**WHAT THE TASK REQUIRES:** From the first line to the last, return the material exactly.
··· RECORDS FOR PROCESSING
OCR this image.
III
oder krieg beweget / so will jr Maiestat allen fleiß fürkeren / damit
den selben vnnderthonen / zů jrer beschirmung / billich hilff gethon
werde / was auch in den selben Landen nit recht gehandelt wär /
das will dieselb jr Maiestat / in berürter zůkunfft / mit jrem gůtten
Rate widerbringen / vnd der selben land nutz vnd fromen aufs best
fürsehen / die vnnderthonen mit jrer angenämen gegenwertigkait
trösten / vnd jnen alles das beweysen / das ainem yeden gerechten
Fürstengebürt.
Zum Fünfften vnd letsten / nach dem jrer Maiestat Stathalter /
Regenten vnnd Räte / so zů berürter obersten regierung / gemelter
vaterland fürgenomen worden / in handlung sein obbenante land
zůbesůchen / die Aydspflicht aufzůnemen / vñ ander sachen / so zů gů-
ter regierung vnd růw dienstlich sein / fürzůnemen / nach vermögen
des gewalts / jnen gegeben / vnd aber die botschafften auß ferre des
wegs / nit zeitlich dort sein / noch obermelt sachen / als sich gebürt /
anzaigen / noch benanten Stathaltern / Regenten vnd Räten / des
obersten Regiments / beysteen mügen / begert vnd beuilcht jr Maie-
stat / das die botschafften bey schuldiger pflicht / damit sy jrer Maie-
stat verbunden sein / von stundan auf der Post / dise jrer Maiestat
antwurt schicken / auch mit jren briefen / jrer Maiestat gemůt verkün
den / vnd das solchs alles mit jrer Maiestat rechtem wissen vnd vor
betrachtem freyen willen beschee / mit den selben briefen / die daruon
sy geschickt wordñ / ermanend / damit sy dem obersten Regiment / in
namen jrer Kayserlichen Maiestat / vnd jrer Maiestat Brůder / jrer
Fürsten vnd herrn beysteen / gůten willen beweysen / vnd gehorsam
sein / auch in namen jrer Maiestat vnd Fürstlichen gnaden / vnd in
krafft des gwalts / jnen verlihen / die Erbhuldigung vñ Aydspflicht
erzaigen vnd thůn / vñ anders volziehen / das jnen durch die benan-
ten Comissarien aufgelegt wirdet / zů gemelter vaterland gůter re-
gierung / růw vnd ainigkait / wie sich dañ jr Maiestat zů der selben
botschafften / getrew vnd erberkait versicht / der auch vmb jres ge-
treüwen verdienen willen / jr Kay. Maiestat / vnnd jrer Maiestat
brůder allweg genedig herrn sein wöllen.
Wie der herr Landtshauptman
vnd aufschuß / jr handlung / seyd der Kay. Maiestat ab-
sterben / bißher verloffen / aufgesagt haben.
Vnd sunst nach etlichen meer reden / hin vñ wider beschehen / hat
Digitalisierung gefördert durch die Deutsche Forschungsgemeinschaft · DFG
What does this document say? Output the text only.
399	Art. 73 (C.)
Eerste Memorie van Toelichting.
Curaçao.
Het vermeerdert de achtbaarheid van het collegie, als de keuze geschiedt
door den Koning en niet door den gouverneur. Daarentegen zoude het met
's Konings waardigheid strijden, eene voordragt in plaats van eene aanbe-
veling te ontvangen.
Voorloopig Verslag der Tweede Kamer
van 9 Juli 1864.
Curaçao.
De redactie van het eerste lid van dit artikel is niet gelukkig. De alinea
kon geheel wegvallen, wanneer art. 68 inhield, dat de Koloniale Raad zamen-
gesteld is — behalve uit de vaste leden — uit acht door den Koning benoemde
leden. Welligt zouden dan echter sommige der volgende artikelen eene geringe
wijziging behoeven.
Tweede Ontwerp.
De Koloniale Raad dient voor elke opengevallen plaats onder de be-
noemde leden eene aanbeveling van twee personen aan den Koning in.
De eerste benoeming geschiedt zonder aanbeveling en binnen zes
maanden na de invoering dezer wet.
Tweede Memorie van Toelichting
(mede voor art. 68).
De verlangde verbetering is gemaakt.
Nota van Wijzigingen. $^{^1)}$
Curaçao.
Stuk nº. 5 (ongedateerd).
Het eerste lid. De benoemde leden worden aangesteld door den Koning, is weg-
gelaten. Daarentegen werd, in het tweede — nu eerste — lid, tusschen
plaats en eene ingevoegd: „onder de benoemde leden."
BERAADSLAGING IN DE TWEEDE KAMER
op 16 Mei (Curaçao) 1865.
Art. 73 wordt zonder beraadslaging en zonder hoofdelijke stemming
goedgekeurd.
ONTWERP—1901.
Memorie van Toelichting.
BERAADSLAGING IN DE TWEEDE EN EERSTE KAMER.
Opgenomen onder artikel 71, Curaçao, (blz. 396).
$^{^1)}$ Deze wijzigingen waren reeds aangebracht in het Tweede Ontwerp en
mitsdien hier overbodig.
······
**ANSWER SPACE:**
OCR this image.
III
oder krieg beweget / so will jr Maiestat allen fleiß fürkeren / damit
den selben vnnderthonen / zů jrer beschirmung / billich hilff gethon
werde / was auch in den selben Landen nit recht gehandelt wär /
das will dieselb jr Maiestat / in berürter zůkunfft / mit jrem gůtten
Rate widerbringen / vnd der selben land nutz vnd fromen aufs best
fürsehen / die vnnderthonen mit jrer angenämen gegenwertigkait
trösten / vnd jnen alles das beweysen / das ainem yeden gerechten
Fürstengebürt.
Zum Fünfften vnd letsten / nach dem jrer Maiestat Stathalter /
Regenten vnnd Räte / so zů berürter obersten regierung / gemelter
vaterland fürgenomen worden / in handlung sein obbenante land
zůbesůchen / die Aydspflicht aufzůnemen / vñ ander sachen / so zů gů-
ter regierung vnd růw dienstlich sein / fürzůnemen / nach vermögen
des gewalts / jnen gegeben / vnd aber die botschafften auß ferre des
wegs / nit zeitlich dort sein / noch obermelt sachen / als sich gebürt /
anzaigen / noch benanten Stathaltern / Regenten vnd Räten / des
obersten Regiments / beysteen mügen / begert vnd beuilcht jr Maie-
stat / das die botschafften bey schuldiger pflicht / damit sy jrer Maie-
stat verbunden sein / von stundan auf der Post / dise jrer Maiestat
antwurt schicken / auch mit jren briefen / jrer Maiestat gemůt verkün
den / vnd das solchs alles mit jrer Maiestat rechtem wissen vnd vor
betrachtem freyen willen beschee / mit den selben briefen / die daruon
sy geschickt wordñ / ermanend / damit sy dem obersten Regiment / in
namen jrer Kayserlichen Maiestat / vnd jrer Maiestat Brůder / jrer
Fürsten vnd herrn beysteen / gůten willen beweysen / vnd gehorsam
sein / auch in namen jrer Maiestat vnd Fürstlichen gnaden / vnd in
krafft des gwalts / jnen verlihen / die Erbhuldigung vñ Aydspflicht
erzaigen vnd thůn / vñ anders volziehen / das jnen durch die benan-
ten Comissarien aufgelegt wirdet / zů gemelter vaterland gůter re-
gierung / růw vnd ainigkait / wie sich dañ jr Maiestat zů der selben
botschafften / getrew vnd erberkait versicht / der auch vmb jres ge-
treüwen verdienen willen / jr Kay. Maiestat / vnnd jrer Maiestat
brůder allweg genedig herrn sein wöllen.
Wie der herr Landtshauptman
vnd aufschuß / jr handlung / seyd der Kay. Maiestat ab-
sterben / bißher verloffen / aufgesagt haben.
Vnd sunst nach etlichen meer reden / hin vñ wider beschehen / hat
Digitalisierung gefördert durch die Deutsche Forschungsgemeinschaft · DFG
What does this document say? Output the text only.
399	Art. 73 (C.)
Eerste Memorie van Toelichting.
Curaçao.
Het vermeerdert de achtbaarheid van het collegie, als de keuze geschiedt
door den Koning en niet door den gouverneur. Daarentegen zoude het met
's Konings waardigheid strijden, eene voordragt in plaats van eene aanbe-
veling te ontvangen.
Voorloopig Verslag der Tweede Kamer
van 9 Juli 1864.
Curaçao.
De redactie van het eerste lid van dit artikel is niet gelukkig. De alinea
kon geheel wegvallen, wanneer art. 68 inhield, dat de Koloniale Raad zamen-
gesteld is — behalve uit de vaste leden — uit acht door den Koning benoemde
leden. Welligt zouden dan echter sommige der volgende artikelen eene geringe
wijziging behoeven.
Tweede Ontwerp.
De Koloniale Raad dient voor elke opengevallen plaats onder de be-
noemde leden eene aanbeveling van twee personen aan den Koning in.
De eerste benoeming geschiedt zonder aanbeveling en binnen zes
maanden na de invoering dezer wet.
Tweede Memorie van Toelichting
(mede voor art. 68).
De verlangde verbetering is gemaakt.
Nota van Wijzigingen. $^{^1)}$
Curaçao.
Stuk nº. 5 (ongedateerd).
Het eerste lid. De benoemde leden worden aangesteld door den Koning, is weg-
gelaten. Daarentegen werd, in het tweede — nu eerste — lid, tusschen
plaats en eene ingevoegd: „onder de benoemde leden."
BERAADSLAGING IN DE TWEEDE KAMER
op 16 Mei (Curaçao) 1865.
Art. 73 wordt zonder beraadslaging en zonder hoofdelijke stemming
goedgekeurd.
ONTWERP—1901.
Memorie van Toelichting.
BERAADSLAGING IN DE TWEEDE EN EERSTE KAMER.
Opgenomen onder artikel 71, Curaçao, (blz. 396).
$^{^1)}$ Deze wijzigingen waren reeds aangebracht in het Tweede Ontwerp en
mitsdien hier overbodig.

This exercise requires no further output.